**Required work**:
Identify each line holding the string "this" and copy it.

**Dataset extract**:
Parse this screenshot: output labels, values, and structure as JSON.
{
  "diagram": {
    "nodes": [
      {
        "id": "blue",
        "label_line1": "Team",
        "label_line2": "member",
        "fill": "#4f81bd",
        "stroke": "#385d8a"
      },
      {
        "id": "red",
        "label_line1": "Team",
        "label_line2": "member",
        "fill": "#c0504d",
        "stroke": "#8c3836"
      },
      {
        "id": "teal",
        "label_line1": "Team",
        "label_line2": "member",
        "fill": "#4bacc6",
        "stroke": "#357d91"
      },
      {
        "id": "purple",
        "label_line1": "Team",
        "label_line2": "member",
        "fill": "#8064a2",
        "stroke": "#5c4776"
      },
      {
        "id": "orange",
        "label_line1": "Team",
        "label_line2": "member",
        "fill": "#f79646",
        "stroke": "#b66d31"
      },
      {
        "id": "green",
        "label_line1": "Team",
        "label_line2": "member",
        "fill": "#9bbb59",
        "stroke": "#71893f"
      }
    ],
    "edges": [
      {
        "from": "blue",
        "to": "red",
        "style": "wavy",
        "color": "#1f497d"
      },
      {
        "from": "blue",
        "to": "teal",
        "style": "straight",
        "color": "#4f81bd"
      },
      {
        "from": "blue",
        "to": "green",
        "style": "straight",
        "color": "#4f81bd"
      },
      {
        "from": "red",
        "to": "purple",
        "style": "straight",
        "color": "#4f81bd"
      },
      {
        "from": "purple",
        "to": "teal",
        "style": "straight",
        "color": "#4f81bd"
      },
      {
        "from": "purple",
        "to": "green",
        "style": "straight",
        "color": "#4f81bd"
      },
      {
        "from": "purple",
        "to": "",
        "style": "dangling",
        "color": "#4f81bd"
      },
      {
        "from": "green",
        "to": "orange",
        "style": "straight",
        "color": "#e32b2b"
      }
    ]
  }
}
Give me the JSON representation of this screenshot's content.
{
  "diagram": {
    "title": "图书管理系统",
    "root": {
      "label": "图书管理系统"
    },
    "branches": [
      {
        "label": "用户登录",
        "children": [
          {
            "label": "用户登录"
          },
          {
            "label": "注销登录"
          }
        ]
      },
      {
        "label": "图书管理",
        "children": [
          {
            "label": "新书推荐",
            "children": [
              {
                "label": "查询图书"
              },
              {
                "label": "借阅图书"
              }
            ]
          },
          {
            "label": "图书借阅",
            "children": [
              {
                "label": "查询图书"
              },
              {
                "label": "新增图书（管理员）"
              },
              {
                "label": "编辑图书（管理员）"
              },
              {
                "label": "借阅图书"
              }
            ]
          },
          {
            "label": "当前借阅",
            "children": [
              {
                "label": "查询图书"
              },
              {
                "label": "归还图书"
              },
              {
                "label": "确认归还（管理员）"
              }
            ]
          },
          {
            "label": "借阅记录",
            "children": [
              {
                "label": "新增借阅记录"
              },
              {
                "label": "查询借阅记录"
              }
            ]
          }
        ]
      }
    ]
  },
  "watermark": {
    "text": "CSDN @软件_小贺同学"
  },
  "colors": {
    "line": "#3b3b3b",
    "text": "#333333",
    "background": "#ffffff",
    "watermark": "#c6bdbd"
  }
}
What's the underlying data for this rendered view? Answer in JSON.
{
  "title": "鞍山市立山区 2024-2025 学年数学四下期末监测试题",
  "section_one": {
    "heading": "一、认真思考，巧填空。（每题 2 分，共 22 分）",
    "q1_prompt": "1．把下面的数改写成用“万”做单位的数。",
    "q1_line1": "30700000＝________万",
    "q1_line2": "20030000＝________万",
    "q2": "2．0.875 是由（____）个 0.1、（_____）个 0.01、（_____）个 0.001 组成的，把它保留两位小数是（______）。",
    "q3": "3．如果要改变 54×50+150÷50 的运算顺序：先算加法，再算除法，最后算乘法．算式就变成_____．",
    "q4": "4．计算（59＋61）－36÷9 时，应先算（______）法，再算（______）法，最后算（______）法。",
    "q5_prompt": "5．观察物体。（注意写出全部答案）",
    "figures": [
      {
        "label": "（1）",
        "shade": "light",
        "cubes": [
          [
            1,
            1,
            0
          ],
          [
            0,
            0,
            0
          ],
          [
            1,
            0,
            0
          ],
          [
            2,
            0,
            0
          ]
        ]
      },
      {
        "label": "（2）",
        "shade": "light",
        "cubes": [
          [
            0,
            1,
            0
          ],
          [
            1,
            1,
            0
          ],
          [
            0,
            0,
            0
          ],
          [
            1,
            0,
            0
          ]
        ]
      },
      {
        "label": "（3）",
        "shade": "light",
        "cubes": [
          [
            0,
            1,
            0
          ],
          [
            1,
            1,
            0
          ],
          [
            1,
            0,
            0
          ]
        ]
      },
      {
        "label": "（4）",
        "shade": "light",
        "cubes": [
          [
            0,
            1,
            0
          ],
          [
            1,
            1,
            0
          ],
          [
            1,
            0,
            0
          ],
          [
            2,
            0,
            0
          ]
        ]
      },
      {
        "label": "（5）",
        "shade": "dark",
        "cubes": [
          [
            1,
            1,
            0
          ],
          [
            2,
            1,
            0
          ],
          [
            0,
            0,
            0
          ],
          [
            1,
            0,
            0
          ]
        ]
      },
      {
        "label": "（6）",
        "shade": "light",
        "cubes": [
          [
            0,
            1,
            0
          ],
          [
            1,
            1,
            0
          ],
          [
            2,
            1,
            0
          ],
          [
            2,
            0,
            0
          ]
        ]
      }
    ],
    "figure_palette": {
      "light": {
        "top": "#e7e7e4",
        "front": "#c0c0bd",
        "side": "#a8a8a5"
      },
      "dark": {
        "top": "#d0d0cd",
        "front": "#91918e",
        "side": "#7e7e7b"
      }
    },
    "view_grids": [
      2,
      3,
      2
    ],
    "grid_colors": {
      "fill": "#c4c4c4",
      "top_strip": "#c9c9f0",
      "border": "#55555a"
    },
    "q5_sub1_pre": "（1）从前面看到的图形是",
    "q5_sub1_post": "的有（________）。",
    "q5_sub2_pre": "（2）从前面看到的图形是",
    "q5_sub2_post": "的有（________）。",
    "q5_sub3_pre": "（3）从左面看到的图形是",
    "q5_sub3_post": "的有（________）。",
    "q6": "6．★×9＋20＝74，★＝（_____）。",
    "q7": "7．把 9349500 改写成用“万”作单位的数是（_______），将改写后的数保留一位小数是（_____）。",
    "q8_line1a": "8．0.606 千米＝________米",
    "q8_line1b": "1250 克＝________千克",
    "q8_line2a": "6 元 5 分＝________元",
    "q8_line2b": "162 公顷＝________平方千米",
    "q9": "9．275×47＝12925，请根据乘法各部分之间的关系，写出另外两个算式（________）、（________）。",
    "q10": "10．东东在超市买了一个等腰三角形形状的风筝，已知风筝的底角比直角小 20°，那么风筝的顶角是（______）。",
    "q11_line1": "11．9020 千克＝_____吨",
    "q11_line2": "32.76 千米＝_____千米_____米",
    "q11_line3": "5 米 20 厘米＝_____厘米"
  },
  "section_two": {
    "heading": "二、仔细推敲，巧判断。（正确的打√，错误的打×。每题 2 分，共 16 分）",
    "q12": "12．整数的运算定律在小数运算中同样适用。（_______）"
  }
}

**In response**:
Parse this screenshot: output labels, values, and structure as JSON.
Give me the JSON representation of this screenshot's content.
What's the underlying data for this rendered view? Answer in JSON.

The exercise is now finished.